= Data for this task =
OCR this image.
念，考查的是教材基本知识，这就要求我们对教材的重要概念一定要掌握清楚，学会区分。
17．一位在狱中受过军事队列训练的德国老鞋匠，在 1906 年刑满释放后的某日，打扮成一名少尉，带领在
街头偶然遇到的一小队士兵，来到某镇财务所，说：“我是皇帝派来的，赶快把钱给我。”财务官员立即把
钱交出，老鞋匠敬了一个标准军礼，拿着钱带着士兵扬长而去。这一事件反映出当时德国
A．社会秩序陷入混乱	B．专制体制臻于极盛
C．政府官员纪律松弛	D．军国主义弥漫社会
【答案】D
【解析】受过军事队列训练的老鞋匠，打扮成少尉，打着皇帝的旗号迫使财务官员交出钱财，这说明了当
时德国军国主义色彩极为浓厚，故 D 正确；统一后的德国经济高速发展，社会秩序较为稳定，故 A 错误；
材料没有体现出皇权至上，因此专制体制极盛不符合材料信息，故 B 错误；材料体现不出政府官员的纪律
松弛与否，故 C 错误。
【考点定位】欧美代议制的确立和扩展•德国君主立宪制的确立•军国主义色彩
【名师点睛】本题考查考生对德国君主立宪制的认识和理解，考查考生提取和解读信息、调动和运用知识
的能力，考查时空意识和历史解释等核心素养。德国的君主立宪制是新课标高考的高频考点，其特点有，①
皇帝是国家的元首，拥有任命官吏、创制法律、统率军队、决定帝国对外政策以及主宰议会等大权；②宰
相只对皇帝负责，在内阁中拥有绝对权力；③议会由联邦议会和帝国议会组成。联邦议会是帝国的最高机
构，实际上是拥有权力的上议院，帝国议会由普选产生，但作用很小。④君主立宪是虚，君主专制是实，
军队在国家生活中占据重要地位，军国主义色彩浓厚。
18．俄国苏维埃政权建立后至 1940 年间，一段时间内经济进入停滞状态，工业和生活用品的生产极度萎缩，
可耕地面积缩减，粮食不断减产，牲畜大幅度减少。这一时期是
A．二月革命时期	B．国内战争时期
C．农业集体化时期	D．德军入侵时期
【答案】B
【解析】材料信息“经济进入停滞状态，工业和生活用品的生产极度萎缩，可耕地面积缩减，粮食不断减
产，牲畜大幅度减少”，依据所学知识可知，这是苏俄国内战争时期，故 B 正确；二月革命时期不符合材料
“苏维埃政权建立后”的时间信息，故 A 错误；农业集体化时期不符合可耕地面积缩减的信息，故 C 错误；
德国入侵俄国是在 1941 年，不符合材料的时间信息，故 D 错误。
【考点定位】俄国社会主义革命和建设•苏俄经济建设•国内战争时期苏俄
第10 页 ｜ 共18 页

= Your instructions =
Repeat the material word for word, in full.

= Task result =
OCR this image.
念，考查的是教材基本知识，这就要求我们对教材的重要概念一定要掌握清楚，学会区分。
17．一位在狱中受过军事队列训练的德国老鞋匠，在 1906 年刑满释放后的某日，打扮成一名少尉，带领在
街头偶然遇到的一小队士兵，来到某镇财务所，说：“我是皇帝派来的，赶快把钱给我。”财务官员立即把
钱交出，老鞋匠敬了一个标准军礼，拿着钱带着士兵扬长而去。这一事件反映出当时德国
A．社会秩序陷入混乱	B．专制体制臻于极盛
C．政府官员纪律松弛	D．军国主义弥漫社会
【答案】D
【解析】受过军事队列训练的老鞋匠，打扮成少尉，打着皇帝的旗号迫使财务官员交出钱财，这说明了当
时德国军国主义色彩极为浓厚，故 D 正确；统一后的德国经济高速发展，社会秩序较为稳定，故 A 错误；
材料没有体现出皇权至上，因此专制体制极盛不符合材料信息，故 B 错误；材料体现不出政府官员的纪律
松弛与否，故 C 错误。
【考点定位】欧美代议制的确立和扩展•德国君主立宪制的确立•军国主义色彩
【名师点睛】本题考查考生对德国君主立宪制的认识和理解，考查考生提取和解读信息、调动和运用知识
的能力，考查时空意识和历史解释等核心素养。德国的君主立宪制是新课标高考的高频考点，其特点有，①
皇帝是国家的元首，拥有任命官吏、创制法律、统率军队、决定帝国对外政策以及主宰议会等大权；②宰
相只对皇帝负责，在内阁中拥有绝对权力；③议会由联邦议会和帝国议会组成。联邦议会是帝国的最高机
构，实际上是拥有权力的上议院，帝国议会由普选产生，但作用很小。④君主立宪是虚，君主专制是实，
军队在国家生活中占据重要地位，军国主义色彩浓厚。
18．俄国苏维埃政权建立后至 1940 年间，一段时间内经济进入停滞状态，工业和生活用品的生产极度萎缩，
可耕地面积缩减，粮食不断减产，牲畜大幅度减少。这一时期是
A．二月革命时期	B．国内战争时期
C．农业集体化时期	D．德军入侵时期
【答案】B
【解析】材料信息“经济进入停滞状态，工业和生活用品的生产极度萎缩，可耕地面积缩减，粮食不断减
产，牲畜大幅度减少”，依据所学知识可知，这是苏俄国内战争时期，故 B 正确；二月革命时期不符合材料
“苏维埃政权建立后”的时间信息，故 A 错误；农业集体化时期不符合可耕地面积缩减的信息，故 C 错误；
德国入侵俄国是在 1941 年，不符合材料的时间信息，故 D 错误。
【考点定位】俄国社会主义革命和建设•苏俄经济建设•国内战争时期苏俄
第10 页 ｜ 共18 页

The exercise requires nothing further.